- Work required
From the records below, copy every line that contains the word "label".
─── Data rows ───
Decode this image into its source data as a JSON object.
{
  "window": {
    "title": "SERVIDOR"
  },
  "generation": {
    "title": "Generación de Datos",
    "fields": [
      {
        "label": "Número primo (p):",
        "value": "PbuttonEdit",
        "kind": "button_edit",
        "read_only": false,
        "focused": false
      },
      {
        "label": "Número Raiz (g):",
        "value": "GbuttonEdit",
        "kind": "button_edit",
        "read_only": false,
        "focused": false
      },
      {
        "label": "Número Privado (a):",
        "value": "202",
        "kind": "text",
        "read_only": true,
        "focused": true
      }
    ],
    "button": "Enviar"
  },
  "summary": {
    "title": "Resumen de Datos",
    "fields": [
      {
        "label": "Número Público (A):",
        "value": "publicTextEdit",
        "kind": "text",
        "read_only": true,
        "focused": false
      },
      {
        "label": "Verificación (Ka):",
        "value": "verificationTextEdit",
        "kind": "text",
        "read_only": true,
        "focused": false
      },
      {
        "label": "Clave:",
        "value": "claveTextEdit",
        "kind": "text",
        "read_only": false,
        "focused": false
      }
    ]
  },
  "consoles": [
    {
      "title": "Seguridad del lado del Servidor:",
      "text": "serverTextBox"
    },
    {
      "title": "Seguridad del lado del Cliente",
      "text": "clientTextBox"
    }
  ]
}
───
- Answer to this task
        "label": "Número primo (p):",
        "label": "Número Raiz (g):",
        "label": "Número Privado (a):",
        "label": "Número Público (A):",
        "label": "Verificación (Ka):",
        "label": "Clave:",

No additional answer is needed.